> WRITTEN PROBLEM
Read the entries below and pull out each line with the string "มาตรา".

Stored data
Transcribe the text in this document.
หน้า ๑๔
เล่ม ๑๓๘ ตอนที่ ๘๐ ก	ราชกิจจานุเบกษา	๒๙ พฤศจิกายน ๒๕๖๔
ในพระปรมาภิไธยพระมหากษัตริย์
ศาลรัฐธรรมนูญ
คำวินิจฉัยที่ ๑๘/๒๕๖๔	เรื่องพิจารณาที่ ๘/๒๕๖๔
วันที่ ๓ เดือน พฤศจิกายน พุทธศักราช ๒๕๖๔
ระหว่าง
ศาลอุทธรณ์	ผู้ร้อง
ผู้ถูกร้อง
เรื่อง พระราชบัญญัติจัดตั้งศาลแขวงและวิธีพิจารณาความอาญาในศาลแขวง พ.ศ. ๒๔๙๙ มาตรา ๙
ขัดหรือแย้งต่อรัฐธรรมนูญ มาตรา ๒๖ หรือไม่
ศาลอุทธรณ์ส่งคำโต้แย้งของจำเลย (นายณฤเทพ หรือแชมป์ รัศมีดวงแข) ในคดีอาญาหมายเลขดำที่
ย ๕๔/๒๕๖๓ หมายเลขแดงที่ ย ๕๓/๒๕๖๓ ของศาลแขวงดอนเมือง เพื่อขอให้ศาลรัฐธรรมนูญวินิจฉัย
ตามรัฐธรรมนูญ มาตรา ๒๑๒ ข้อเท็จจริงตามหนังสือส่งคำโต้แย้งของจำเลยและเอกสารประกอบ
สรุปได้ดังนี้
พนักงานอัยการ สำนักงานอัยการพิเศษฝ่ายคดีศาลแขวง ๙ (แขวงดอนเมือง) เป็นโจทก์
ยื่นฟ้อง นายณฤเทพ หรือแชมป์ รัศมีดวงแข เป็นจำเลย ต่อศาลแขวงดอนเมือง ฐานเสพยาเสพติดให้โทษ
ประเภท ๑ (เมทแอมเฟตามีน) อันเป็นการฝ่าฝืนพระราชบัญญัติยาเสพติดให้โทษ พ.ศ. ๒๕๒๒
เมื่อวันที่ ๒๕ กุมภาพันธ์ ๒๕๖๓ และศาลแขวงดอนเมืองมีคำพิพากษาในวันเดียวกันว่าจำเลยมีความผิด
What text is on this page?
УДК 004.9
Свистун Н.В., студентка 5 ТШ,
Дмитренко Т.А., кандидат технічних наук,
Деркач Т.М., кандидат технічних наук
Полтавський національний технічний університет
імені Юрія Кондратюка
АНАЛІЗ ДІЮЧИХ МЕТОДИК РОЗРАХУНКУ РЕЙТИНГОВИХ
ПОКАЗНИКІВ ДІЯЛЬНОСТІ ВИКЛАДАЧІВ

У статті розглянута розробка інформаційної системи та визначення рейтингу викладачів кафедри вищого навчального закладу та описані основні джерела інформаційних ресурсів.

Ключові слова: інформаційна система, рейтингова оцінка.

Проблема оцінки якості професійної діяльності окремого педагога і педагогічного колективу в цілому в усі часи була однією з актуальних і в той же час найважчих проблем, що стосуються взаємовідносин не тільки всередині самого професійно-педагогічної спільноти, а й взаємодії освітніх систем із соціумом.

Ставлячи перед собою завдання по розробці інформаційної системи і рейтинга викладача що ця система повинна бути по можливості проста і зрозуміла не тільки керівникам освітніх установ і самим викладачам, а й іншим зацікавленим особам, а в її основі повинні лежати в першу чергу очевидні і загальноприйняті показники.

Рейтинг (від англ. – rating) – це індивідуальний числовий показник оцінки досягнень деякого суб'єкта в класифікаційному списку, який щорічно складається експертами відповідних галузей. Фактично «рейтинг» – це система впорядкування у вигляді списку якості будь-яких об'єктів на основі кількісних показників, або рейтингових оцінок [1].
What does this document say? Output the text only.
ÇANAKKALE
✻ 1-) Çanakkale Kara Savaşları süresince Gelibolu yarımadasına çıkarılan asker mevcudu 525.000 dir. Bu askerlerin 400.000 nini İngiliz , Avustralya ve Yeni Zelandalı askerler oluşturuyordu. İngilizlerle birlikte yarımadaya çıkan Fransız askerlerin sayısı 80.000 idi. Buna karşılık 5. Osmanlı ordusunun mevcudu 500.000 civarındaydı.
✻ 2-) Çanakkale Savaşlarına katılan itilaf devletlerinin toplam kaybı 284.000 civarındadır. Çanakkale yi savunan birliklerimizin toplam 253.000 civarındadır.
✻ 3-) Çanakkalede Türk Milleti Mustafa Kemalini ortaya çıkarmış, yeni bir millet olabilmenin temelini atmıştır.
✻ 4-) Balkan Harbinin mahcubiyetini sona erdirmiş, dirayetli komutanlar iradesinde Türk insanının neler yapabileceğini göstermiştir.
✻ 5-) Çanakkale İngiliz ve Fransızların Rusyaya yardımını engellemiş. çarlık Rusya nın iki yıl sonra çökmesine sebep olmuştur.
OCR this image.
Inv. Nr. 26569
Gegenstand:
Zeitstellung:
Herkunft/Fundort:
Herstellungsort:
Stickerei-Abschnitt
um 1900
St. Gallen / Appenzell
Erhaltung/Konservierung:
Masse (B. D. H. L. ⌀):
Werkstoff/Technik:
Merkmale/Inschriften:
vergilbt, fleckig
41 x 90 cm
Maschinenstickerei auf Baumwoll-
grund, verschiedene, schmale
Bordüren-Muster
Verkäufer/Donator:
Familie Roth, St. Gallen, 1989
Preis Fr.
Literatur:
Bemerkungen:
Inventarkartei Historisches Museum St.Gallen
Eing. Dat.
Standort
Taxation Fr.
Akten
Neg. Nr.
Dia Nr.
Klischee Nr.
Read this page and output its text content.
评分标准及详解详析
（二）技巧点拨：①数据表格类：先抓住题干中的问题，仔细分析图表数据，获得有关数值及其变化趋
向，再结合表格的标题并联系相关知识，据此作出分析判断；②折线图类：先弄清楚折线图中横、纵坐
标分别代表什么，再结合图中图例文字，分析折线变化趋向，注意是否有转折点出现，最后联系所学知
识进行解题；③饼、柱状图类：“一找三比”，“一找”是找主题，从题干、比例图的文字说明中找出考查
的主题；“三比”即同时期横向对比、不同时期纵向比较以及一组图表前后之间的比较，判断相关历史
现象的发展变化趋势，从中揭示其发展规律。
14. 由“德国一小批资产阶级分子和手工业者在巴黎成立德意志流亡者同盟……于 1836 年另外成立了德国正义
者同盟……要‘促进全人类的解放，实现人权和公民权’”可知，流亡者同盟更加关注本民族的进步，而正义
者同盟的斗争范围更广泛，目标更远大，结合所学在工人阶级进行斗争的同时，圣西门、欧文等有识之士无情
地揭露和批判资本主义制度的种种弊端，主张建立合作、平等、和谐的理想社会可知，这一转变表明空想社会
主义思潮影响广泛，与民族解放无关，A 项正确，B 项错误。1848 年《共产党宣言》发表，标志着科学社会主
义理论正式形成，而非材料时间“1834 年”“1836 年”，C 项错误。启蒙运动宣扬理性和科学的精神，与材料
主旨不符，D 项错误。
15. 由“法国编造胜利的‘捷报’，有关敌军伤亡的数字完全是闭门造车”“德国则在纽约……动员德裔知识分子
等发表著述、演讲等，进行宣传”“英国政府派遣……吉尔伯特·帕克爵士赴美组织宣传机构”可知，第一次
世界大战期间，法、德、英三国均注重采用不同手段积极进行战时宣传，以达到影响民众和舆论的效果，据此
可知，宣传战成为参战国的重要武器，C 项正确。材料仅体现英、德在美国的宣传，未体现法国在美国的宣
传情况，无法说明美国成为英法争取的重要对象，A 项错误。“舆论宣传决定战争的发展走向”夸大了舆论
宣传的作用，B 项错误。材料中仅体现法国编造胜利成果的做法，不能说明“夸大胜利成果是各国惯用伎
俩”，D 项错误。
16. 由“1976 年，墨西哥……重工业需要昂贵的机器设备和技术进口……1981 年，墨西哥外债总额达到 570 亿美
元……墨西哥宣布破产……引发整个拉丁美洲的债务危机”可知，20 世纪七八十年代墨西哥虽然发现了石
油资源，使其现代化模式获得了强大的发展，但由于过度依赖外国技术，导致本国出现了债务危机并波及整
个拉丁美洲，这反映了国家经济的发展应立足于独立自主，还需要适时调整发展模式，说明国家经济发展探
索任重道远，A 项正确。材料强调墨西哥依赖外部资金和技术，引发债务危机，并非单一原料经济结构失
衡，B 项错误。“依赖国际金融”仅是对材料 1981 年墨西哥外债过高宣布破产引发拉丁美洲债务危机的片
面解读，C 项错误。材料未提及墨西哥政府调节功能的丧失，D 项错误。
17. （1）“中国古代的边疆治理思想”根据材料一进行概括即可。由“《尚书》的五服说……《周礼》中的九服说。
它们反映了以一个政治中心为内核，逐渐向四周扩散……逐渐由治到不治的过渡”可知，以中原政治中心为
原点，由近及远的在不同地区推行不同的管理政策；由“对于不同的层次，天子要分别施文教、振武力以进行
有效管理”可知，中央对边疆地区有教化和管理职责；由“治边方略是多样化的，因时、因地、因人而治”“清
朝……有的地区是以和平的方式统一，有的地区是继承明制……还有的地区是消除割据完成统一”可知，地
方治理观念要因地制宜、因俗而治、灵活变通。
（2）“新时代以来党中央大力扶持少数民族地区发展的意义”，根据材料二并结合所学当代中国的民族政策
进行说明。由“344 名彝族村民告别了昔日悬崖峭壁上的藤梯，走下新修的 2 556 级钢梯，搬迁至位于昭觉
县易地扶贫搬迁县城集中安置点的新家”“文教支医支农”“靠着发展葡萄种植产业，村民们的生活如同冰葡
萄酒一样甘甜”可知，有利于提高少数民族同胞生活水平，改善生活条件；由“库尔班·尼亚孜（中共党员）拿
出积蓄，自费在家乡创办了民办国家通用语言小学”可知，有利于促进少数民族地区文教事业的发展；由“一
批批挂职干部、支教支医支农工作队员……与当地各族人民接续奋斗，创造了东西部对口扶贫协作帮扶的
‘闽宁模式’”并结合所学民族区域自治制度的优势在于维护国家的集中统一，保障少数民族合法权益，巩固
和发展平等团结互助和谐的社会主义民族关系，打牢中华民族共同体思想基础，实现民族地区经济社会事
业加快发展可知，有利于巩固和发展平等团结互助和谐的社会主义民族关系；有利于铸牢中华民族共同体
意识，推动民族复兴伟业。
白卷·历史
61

> RESULT
เรื่อง พระราชบัญญัติจัดตั้งศาลแขวงและวิธีพิจารณาความอาญาในศาลแขวง พ.ศ. ๒๔๙๙ มาตรา ๙
ขัดหรือแย้งต่อรัฐธรรมนูญ มาตรา ๒๖ หรือไม่
ตามรัฐธรรมนูญ มาตรา ๒๑๒ ข้อเท็จจริงตามหนังสือส่งคำโต้แย้งของจำเลยและเอกสารประกอบ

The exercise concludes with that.